■ Work to be completed ■
Look through the entries below and report how many lines hold the string "title". Only the number is wanted.

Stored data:
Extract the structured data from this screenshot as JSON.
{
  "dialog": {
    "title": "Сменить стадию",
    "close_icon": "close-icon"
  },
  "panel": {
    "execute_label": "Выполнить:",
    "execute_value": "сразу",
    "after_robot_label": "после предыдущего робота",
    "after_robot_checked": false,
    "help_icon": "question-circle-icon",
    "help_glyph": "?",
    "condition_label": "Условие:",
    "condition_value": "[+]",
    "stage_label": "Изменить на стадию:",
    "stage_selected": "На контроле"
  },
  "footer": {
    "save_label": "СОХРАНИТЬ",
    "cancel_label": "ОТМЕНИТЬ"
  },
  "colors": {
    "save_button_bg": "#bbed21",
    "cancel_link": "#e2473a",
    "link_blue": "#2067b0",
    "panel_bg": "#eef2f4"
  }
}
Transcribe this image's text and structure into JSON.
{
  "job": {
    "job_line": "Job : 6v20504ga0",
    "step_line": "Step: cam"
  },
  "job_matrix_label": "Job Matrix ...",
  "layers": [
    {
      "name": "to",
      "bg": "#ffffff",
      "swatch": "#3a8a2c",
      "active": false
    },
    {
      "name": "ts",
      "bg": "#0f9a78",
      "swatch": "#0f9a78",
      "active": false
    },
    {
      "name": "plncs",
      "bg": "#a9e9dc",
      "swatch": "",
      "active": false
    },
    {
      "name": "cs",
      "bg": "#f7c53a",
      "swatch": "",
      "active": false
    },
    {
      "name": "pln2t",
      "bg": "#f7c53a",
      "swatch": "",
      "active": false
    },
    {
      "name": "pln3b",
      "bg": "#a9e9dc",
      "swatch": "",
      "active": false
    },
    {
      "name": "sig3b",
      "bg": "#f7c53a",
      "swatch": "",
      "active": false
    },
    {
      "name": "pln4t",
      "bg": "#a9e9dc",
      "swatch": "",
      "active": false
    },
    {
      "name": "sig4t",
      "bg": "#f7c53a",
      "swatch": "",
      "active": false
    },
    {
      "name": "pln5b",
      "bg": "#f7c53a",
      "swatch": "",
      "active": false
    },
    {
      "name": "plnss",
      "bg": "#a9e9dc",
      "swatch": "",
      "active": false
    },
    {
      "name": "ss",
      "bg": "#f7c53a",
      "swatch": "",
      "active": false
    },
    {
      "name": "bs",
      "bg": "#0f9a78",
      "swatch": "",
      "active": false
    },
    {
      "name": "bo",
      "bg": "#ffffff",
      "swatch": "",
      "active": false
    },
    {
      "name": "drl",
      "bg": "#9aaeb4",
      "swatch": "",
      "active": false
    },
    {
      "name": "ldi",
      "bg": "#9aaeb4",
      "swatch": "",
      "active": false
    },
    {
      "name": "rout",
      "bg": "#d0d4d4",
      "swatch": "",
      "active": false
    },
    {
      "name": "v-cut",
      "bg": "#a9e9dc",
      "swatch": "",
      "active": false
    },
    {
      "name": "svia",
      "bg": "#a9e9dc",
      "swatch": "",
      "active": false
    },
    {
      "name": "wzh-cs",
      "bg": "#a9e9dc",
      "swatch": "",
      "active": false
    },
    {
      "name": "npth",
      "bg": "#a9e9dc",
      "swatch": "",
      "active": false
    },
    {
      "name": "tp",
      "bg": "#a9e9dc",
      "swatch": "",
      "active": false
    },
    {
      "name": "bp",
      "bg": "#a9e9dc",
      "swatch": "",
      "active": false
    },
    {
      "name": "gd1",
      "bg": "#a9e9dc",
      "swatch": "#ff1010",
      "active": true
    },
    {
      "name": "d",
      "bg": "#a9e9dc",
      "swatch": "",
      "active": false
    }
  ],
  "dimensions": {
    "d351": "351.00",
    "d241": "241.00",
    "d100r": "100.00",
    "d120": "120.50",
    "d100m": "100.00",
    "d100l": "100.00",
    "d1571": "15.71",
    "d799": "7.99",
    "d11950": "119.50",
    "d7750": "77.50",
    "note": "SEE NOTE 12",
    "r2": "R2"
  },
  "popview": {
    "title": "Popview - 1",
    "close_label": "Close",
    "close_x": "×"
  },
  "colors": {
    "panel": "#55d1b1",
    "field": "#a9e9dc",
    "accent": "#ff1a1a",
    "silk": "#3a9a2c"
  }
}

■ Solution to this problem ■
2